== Dataset rows ==
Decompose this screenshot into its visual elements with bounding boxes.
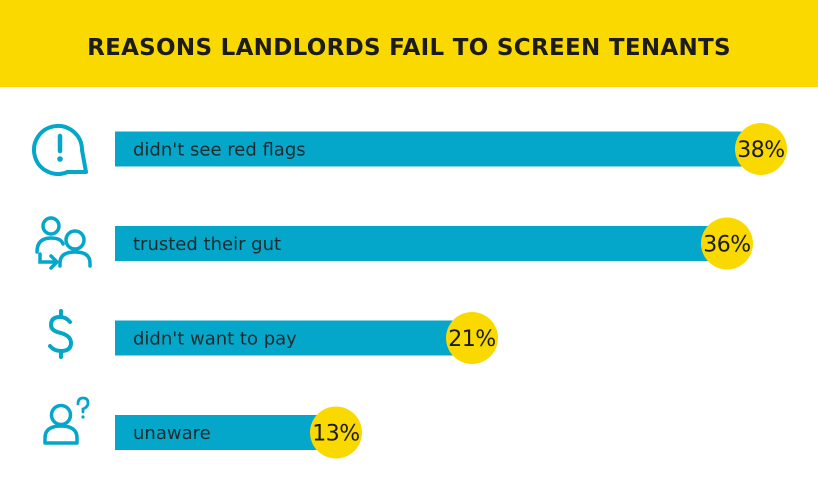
chart-title: REASONS LANDLORDS FAIL TO SCREEN TENANTS xyxy=(87,34,731,61)
dollar-icon xyxy=(48,309,74,359)
category-label: didn't want to pay xyxy=(133,329,297,350)
value-label: 13% xyxy=(312,422,359,447)
exclamation-circle-icon xyxy=(32,124,88,176)
value-badge xyxy=(310,406,362,459)
title-banner: REASONS LANDLORDS FAIL TO SCREEN TENANTS xyxy=(0,0,818,87)
category-label: unaware xyxy=(133,423,211,444)
bar xyxy=(115,320,472,356)
person-question-icon xyxy=(43,396,90,445)
bar xyxy=(115,226,727,261)
value-badge xyxy=(735,123,787,175)
users-switch-icon xyxy=(35,216,92,270)
value-label: 38% xyxy=(737,138,784,163)
bar xyxy=(115,415,336,450)
value-badge xyxy=(446,312,498,364)
value-label: 36% xyxy=(703,233,750,258)
value-label: 21% xyxy=(448,327,495,352)
category-label: didn't see red flags xyxy=(133,140,306,161)
value-badge xyxy=(701,217,753,270)
bar xyxy=(115,131,761,167)
category-label: trusted their gut xyxy=(133,234,281,255)
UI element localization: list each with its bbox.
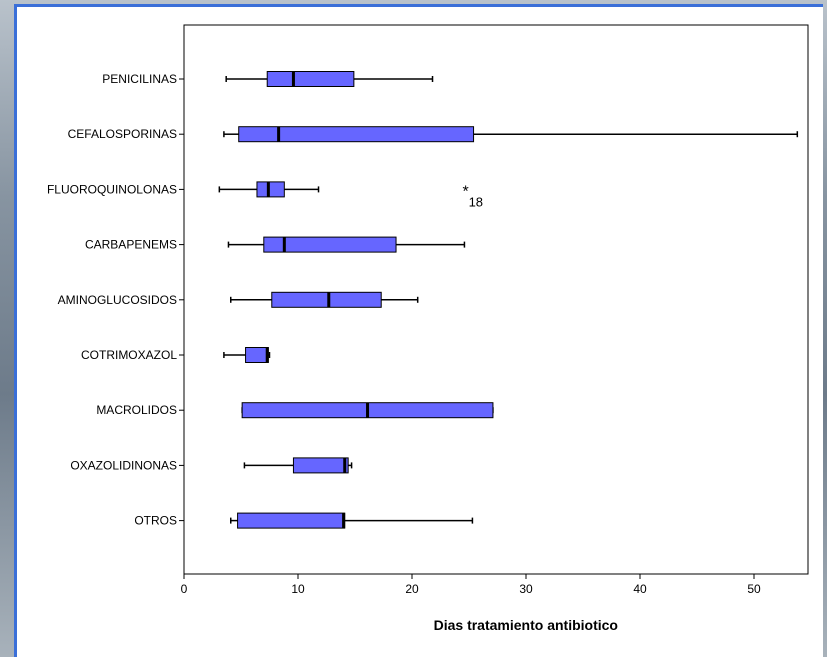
y-tick-label: AMINOGLUCOSIDOS (58, 293, 177, 307)
y-tick-label: CEFALOSPORINAS (68, 127, 177, 141)
iqr-box (246, 348, 269, 363)
x-tick-label: 30 (519, 582, 533, 596)
x-axis: 0 10 20 30 40 50 (181, 574, 761, 596)
iqr-box (267, 72, 354, 87)
y-tick-label: MACROLIDOS (96, 403, 177, 417)
chart-window: PENICILINAS CEFALOSPORINAS FLUOROQUINOLONA… (14, 4, 823, 657)
y-tick-label: OTROS (134, 514, 177, 528)
x-tick-label: 20 (405, 582, 419, 596)
x-tick-label: 10 (291, 582, 305, 596)
y-tick-label: CARBAPENEMS (85, 238, 177, 252)
iqr-box (272, 292, 381, 307)
y-tick-label: OXAZOLIDINONAS (70, 458, 177, 472)
boxplot-chart: PENICILINAS CEFALOSPORINAS FLUOROQUINOLONA… (17, 7, 823, 657)
box-macrolidos (242, 403, 493, 418)
iqr-box (257, 182, 284, 197)
y-tick-label: PENICILINAS (102, 72, 177, 86)
iqr-box (239, 127, 474, 142)
x-tick-label: 40 (633, 582, 647, 596)
x-tick-label: 50 (747, 582, 761, 596)
iqr-box (238, 513, 345, 528)
iqr-box (293, 458, 348, 473)
y-axis: PENICILINAS CEFALOSPORINAS FLUOROQUINOLONA… (47, 72, 184, 528)
x-axis-label: Dias tratamiento antibiotico (434, 617, 618, 633)
y-tick-label: COTRIMOXAZOL (81, 348, 177, 362)
y-tick-label: FLUOROQUINOLONAS (47, 182, 177, 196)
outlier-label: 18 (469, 194, 483, 209)
x-tick-label: 0 (181, 582, 188, 596)
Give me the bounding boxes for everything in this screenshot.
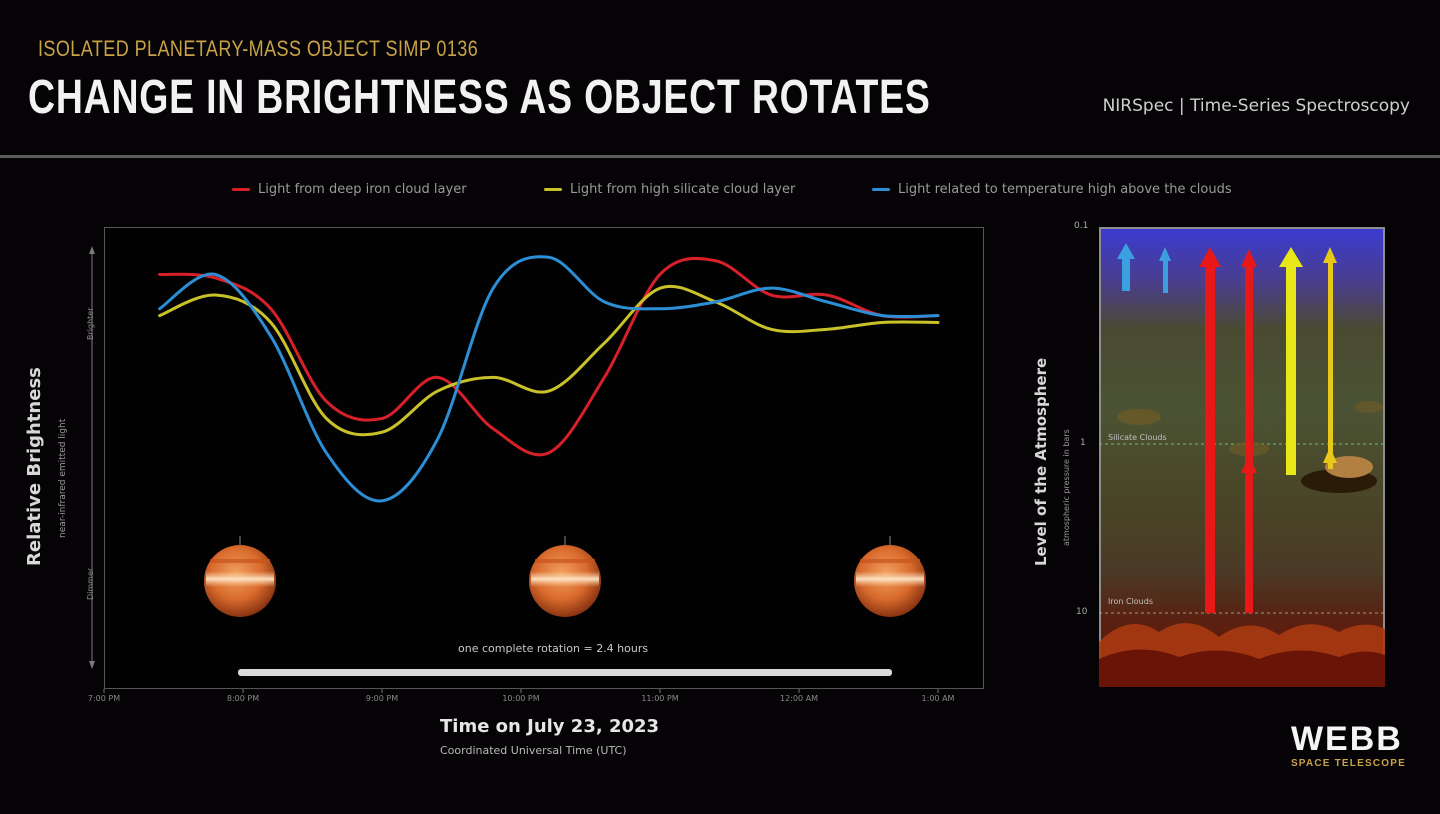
legend-item-yellow: Light from high silicate cloud layer [544, 182, 795, 197]
atmosphere-tick-0: 0.1 [1074, 221, 1089, 231]
x-tick-label: 12:00 AM [780, 694, 818, 703]
planet-illustration [529, 536, 601, 617]
x-tick-label: 7:00 PM [87, 694, 121, 703]
x-tick-label: 11:00 PM [641, 694, 679, 703]
series-line-red [158, 256, 940, 457]
legend-label-blue: Light related to temperature high above … [898, 182, 1232, 197]
series-lines [158, 255, 940, 503]
x-axis-ticks [103, 689, 939, 693]
legend-label-yellow: Light from high silicate cloud layer [570, 182, 796, 197]
atmosphere-tick-1: 1 [1080, 438, 1086, 448]
series-line-blue [158, 255, 940, 503]
x-tick-label: 9:00 PM [365, 694, 399, 703]
series-line-yellow [158, 284, 940, 437]
webb-logo-word: WEBB [1290, 720, 1403, 758]
legend-label-red: Light from deep iron cloud layer [258, 182, 467, 197]
legend-swatch-blue [872, 188, 890, 191]
atmosphere-y-sublabel: atmospheric pressure in bars [1062, 429, 1071, 546]
planet-illustrations [204, 536, 926, 617]
layer-label-silicate: Silicate Clouds [1108, 433, 1167, 442]
legend-item-red: Light from deep iron cloud layer [232, 182, 467, 197]
legend-swatch-yellow [544, 188, 562, 191]
layer-label-iron: Iron Clouds [1108, 597, 1153, 606]
rotation-annotation: one complete rotation = 2.4 hours [458, 642, 649, 655]
legend-item-blue: Light related to temperature high above … [872, 182, 1232, 197]
x-axis-label: Time on July 23, 2023 [440, 716, 660, 737]
webb-logo: WEBB SPACE TELESCOPE [1291, 722, 1406, 769]
atmosphere-y-label: Level of the Atmosphere [1032, 357, 1050, 566]
chart-legend: Light from deep iron cloud layer Light f… [0, 182, 1440, 206]
x-tick-label: 1:00 AM [921, 694, 955, 703]
y-axis-arrow [89, 246, 95, 669]
planet-illustration [854, 536, 926, 617]
rotation-bar [238, 669, 892, 676]
x-tick-label: 10:00 PM [502, 694, 540, 703]
header-divider [0, 155, 1440, 158]
legend-swatch-red [232, 188, 250, 191]
x-axis-sublabel: Coordinated Universal Time (UTC) [440, 744, 627, 757]
webb-logo-subtitle: SPACE TELESCOPE [1290, 758, 1406, 769]
instrument-label: NIRSpec | Time-Series Spectroscopy [1102, 96, 1410, 116]
atmosphere-panel [1099, 227, 1385, 687]
kicker-title: ISOLATED PLANETARY-MASS OBJECT SIMP 0136 [38, 36, 479, 61]
x-tick-label: 8:00 PM [226, 694, 260, 703]
page-title: CHANGE IN BRIGHTNESS AS OBJECT ROTATES [28, 71, 931, 124]
atmosphere-tick-2: 10 [1076, 607, 1088, 617]
planet-illustration [204, 536, 276, 617]
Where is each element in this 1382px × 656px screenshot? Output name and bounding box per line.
===
Reproduce every line of the listing above word for word, with the pictures left out.

Decompose this screenshot into its visual elements with bounding boxes.
chart-title: REASONS LANDLORDS FAIL TO SCREEN TENANTS xyxy=(87,34,731,61)
dollar-icon xyxy=(48,309,74,359)
category-label: didn't want to pay xyxy=(133,329,297,350)
value-label: 13% xyxy=(312,422,359,447)
exclamation-circle-icon xyxy=(32,124,88,176)
value-badge xyxy=(310,406,362,459)
title-banner: REASONS LANDLORDS FAIL TO SCREEN TENANTS xyxy=(0,0,818,87)
category-label: unaware xyxy=(133,423,211,444)
bar xyxy=(115,320,472,356)
person-question-icon xyxy=(43,396,90,445)
bar xyxy=(115,226,727,261)
value-badge xyxy=(735,123,787,175)
users-switch-icon xyxy=(35,216,92,270)
value-label: 38% xyxy=(737,138,784,163)
bar xyxy=(115,415,336,450)
value-badge xyxy=(446,312,498,364)
value-label: 36% xyxy=(703,233,750,258)
value-label: 21% xyxy=(448,327,495,352)
category-label: didn't see red flags xyxy=(133,140,306,161)
value-badge xyxy=(701,217,753,270)
bar xyxy=(115,131,761,167)
category-label: trusted their gut xyxy=(133,234,281,255)
UI element localization: list each with its bbox.
y-tick-label: AMINOGLUCOSIDOS (58, 293, 177, 307)
y-tick-label: CEFALOSPORINAS (68, 127, 177, 141)
iqr-box (246, 348, 269, 363)
x-tick-label: 30 (519, 582, 533, 596)
x-axis: 0 10 20 30 40 50 (181, 574, 761, 596)
iqr-box (267, 72, 354, 87)
y-tick-label: MACROLIDOS (96, 403, 177, 417)
chart-window: PENICILINAS CEFALOSPORINAS FLUOROQUINOLONA… (14, 4, 823, 657)
y-tick-label: OTROS (134, 514, 177, 528)
x-tick-label: 20 (405, 582, 419, 596)
x-tick-label: 10 (291, 582, 305, 596)
y-tick-label: CARBAPENEMS (85, 238, 177, 252)
iqr-box (272, 292, 381, 307)
y-tick-label: OXAZOLIDINONAS (70, 458, 177, 472)
boxplot-chart: PENICILINAS CEFALOSPORINAS FLUOROQUINOLONA… (17, 7, 823, 657)
box-macrolidos (242, 403, 493, 418)
iqr-box (257, 182, 284, 197)
y-tick-label: PENICILINAS (102, 72, 177, 86)
iqr-box (239, 127, 474, 142)
x-tick-label: 40 (633, 582, 647, 596)
x-tick-label: 50 (747, 582, 761, 596)
iqr-box (238, 513, 345, 528)
iqr-box (293, 458, 348, 473)
y-axis: PENICILINAS CEFALOSPORINAS FLUOROQUINOLONA… (47, 72, 184, 528)
x-axis-label: Dias tratamiento antibiotico (434, 617, 618, 633)
y-tick-label: COTRIMOXAZOL (81, 348, 177, 362)
y-tick-label: FLUOROQUINOLONAS (47, 182, 177, 196)
outlier-label: 18 (469, 194, 483, 209)
x-tick-label: 0 (181, 582, 188, 596)
Give me the bounding boxes for everything in this screenshot.
legend-item-yellow: Light from high silicate cloud layer [544, 182, 795, 197]
atmosphere-tick-0: 0.1 [1074, 221, 1089, 231]
x-tick-label: 12:00 AM [780, 694, 818, 703]
planet-illustration [529, 536, 601, 617]
x-tick-label: 7:00 PM [87, 694, 121, 703]
x-tick-label: 11:00 PM [641, 694, 679, 703]
series-line-red [158, 256, 940, 457]
legend-label-blue: Light related to temperature high above … [898, 182, 1232, 197]
series-lines [158, 255, 940, 503]
x-axis-ticks [103, 689, 939, 693]
legend-label-yellow: Light from high silicate cloud layer [570, 182, 796, 197]
atmosphere-tick-1: 1 [1080, 438, 1086, 448]
series-line-blue [158, 255, 940, 503]
x-tick-label: 9:00 PM [365, 694, 399, 703]
series-line-yellow [158, 284, 940, 437]
webb-logo-word: WEBB [1290, 720, 1403, 758]
legend-label-red: Light from deep iron cloud layer [258, 182, 467, 197]
legend-swatch-blue [872, 188, 890, 191]
atmosphere-y-sublabel: atmospheric pressure in bars [1062, 429, 1071, 546]
planet-illustrations [204, 536, 926, 617]
layer-label-silicate: Silicate Clouds [1108, 433, 1167, 442]
legend-item-red: Light from deep iron cloud layer [232, 182, 467, 197]
legend-swatch-yellow [544, 188, 562, 191]
layer-label-iron: Iron Clouds [1108, 597, 1153, 606]
rotation-annotation: one complete rotation = 2.4 hours [458, 642, 649, 655]
legend-item-blue: Light related to temperature high above … [872, 182, 1232, 197]
x-axis-label: Time on July 23, 2023 [440, 716, 660, 737]
webb-logo: WEBB SPACE TELESCOPE [1291, 722, 1406, 769]
atmosphere-y-label: Level of the Atmosphere [1032, 357, 1050, 566]
chart-legend: Light from deep iron cloud layer Light f… [0, 182, 1440, 206]
x-tick-label: 1:00 AM [921, 694, 955, 703]
y-axis-arrow [89, 246, 95, 669]
planet-illustration [854, 536, 926, 617]
rotation-bar [238, 669, 892, 676]
x-tick-label: 10:00 PM [502, 694, 540, 703]
header-divider [0, 155, 1440, 158]
legend-swatch-red [232, 188, 250, 191]
x-axis-sublabel: Coordinated Universal Time (UTC) [440, 744, 627, 757]
webb-logo-subtitle: SPACE TELESCOPE [1290, 758, 1406, 769]
instrument-label: NIRSpec | Time-Series Spectroscopy [1102, 96, 1410, 116]
atmosphere-panel [1099, 227, 1385, 687]
kicker-title: ISOLATED PLANETARY-MASS OBJECT SIMP 0136 [38, 36, 479, 61]
x-tick-label: 8:00 PM [226, 694, 260, 703]
page-title: CHANGE IN BRIGHTNESS AS OBJECT ROTATES [28, 71, 931, 124]
atmosphere-tick-2: 10 [1076, 607, 1088, 617]
planet-illustration [204, 536, 276, 617]
Where is each element in this 1382px × 656px screenshot? Output name and bounding box per line.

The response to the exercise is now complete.